• [What is being asked]: Scan the listing below. Report each line that includes "title".

• [Records shown]:

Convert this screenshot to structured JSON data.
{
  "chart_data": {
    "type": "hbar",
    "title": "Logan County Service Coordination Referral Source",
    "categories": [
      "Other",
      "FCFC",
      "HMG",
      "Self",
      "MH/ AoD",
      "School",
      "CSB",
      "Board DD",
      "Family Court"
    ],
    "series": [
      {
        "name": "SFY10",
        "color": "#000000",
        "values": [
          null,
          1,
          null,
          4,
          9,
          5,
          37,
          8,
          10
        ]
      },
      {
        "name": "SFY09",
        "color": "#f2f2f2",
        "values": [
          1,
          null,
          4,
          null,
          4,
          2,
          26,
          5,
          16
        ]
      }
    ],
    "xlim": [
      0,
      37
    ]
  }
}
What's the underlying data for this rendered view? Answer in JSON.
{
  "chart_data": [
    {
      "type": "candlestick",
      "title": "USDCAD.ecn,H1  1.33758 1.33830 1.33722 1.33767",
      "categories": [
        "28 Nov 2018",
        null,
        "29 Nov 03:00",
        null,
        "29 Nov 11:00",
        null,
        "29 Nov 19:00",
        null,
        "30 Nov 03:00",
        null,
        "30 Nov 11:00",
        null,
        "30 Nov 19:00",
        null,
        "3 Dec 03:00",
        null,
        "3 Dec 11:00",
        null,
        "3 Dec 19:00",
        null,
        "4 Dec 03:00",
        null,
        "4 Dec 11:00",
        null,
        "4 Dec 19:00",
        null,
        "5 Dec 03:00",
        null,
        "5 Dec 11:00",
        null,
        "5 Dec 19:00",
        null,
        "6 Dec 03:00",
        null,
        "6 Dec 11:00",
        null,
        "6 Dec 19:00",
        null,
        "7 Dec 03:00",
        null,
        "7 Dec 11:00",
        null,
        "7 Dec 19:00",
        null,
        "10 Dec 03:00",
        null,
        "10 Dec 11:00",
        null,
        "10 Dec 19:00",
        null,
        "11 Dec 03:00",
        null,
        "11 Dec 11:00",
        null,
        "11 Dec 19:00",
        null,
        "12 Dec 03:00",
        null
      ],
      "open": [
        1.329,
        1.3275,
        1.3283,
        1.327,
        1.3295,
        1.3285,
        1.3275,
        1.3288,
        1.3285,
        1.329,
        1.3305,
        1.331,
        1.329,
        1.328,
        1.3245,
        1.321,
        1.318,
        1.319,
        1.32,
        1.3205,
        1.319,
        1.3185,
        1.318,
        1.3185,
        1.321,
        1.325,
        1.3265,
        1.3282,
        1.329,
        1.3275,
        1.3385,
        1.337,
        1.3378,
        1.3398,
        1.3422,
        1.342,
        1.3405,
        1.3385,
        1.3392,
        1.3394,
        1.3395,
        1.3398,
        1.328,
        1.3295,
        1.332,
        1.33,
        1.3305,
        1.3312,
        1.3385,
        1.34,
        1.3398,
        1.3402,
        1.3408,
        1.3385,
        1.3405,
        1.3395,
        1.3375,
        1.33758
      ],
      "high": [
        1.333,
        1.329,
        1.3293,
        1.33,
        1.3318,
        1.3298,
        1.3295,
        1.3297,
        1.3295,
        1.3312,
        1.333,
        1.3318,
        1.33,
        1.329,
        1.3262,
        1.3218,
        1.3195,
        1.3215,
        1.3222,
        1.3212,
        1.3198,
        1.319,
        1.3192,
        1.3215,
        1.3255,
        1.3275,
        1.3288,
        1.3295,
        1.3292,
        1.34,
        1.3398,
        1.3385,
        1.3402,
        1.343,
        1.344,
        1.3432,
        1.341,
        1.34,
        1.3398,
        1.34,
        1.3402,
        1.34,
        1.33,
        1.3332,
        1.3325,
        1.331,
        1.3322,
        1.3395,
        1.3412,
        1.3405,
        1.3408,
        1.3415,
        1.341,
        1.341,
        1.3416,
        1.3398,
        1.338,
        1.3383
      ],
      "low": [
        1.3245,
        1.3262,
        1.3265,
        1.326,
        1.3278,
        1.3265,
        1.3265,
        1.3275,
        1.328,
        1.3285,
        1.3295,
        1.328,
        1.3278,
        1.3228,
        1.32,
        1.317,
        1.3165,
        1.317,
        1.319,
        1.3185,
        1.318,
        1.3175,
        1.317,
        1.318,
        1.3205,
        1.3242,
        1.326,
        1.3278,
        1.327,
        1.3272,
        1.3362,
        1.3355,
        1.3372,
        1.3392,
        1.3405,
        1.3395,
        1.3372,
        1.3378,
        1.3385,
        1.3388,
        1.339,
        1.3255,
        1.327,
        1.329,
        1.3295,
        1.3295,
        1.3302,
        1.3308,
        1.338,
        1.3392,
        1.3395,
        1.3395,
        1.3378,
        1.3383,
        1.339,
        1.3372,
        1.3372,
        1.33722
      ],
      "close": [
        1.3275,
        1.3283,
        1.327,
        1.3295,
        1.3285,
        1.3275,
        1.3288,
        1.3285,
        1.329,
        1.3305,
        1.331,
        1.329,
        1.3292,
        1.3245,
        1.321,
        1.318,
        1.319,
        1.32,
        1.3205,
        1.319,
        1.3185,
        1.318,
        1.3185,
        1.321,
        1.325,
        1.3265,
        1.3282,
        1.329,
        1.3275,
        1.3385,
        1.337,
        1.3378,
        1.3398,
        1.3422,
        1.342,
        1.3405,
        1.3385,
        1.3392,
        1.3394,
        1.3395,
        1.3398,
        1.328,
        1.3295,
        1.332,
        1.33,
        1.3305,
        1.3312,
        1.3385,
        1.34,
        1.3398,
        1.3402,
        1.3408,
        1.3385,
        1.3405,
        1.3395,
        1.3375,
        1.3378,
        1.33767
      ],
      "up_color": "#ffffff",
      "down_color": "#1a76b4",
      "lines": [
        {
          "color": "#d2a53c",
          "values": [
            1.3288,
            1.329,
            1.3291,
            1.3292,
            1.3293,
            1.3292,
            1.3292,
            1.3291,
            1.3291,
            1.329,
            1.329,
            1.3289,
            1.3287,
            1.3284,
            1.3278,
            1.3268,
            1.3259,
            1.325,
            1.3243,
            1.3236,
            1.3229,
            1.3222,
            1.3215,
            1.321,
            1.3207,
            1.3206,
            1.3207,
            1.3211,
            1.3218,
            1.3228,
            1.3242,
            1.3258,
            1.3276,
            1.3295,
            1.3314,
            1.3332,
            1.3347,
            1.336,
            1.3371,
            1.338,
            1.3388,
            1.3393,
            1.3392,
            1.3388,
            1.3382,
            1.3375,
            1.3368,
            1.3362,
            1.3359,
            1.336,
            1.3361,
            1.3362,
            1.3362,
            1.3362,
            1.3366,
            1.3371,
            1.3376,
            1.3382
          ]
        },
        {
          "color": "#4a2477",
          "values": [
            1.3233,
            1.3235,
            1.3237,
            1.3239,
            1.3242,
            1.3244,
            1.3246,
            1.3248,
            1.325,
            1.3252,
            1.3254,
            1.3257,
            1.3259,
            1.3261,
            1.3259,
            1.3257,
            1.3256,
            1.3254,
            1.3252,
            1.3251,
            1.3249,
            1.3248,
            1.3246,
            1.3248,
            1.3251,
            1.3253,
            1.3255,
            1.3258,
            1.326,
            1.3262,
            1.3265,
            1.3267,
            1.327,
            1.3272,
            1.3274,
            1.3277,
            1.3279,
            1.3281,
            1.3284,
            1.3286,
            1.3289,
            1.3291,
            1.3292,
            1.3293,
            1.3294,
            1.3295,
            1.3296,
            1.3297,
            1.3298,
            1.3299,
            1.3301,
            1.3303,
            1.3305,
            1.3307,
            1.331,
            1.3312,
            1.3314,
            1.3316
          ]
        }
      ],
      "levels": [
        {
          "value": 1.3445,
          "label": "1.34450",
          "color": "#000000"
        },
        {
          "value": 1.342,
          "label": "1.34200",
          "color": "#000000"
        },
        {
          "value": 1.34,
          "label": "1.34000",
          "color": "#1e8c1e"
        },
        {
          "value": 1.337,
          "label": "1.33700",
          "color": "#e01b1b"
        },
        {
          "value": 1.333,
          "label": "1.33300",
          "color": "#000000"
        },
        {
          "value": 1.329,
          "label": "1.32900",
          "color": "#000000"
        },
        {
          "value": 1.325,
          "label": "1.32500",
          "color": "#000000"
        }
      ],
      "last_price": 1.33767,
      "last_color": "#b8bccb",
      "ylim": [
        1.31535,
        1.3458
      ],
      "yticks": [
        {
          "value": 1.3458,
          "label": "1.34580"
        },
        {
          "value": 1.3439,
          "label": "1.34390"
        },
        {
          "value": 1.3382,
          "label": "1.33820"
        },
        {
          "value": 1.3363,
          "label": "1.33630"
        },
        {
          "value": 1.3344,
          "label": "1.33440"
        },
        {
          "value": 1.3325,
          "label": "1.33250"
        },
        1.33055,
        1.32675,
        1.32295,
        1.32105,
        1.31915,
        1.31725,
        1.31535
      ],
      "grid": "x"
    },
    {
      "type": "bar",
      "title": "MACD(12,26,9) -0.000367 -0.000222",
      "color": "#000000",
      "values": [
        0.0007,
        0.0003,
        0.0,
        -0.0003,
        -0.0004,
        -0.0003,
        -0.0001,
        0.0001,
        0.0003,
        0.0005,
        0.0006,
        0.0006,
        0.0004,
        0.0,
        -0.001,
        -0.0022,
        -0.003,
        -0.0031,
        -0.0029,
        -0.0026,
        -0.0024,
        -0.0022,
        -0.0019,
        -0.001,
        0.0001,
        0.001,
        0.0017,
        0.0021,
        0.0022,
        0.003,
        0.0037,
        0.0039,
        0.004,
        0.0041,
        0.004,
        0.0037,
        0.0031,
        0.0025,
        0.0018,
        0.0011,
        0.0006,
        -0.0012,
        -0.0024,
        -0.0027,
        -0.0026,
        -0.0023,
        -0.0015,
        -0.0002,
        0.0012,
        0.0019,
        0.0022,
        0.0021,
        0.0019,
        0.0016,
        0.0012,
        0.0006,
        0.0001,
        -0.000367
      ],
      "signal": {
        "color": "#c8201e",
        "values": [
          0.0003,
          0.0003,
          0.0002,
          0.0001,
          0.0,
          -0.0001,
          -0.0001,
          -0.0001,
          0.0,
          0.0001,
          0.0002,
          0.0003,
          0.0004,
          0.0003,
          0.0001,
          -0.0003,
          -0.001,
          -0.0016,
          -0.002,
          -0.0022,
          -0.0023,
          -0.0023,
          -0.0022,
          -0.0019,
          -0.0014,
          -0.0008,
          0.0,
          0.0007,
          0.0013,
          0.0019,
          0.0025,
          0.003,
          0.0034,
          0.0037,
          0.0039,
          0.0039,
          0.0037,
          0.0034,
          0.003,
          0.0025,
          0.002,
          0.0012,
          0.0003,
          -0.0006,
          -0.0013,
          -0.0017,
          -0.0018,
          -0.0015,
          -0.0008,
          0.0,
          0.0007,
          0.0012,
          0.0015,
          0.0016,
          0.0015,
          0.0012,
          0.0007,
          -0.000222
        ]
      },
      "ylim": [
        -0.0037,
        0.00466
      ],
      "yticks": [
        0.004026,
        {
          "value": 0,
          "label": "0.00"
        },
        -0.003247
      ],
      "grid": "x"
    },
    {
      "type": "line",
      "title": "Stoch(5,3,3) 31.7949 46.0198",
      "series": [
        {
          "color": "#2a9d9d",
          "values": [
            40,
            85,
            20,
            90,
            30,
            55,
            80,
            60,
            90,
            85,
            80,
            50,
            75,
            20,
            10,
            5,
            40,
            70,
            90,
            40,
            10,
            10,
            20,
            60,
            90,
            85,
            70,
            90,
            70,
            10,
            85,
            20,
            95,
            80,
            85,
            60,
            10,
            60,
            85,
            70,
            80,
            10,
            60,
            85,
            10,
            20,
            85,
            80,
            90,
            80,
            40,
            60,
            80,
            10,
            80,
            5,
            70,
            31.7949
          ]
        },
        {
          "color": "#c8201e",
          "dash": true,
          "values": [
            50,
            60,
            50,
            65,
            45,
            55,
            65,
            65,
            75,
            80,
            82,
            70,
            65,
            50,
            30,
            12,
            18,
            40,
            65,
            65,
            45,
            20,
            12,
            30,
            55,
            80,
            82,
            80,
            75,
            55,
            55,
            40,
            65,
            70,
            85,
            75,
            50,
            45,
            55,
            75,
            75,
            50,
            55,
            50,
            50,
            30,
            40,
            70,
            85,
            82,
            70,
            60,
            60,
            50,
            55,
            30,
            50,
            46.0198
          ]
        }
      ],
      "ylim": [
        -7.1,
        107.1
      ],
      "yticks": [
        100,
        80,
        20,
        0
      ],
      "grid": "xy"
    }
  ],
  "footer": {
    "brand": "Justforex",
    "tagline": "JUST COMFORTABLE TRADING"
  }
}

• [Answer]:
    "title": "Logan County Service Coordination Referral Source",
      "title": "USDCAD.ecn,H1  1.33758 1.33830 1.33722 1.33767",
      "title": "MACD(12,26,9) -0.000367 -0.000222",
      "title": "Stoch(5,3,3) 31.7949 46.0198",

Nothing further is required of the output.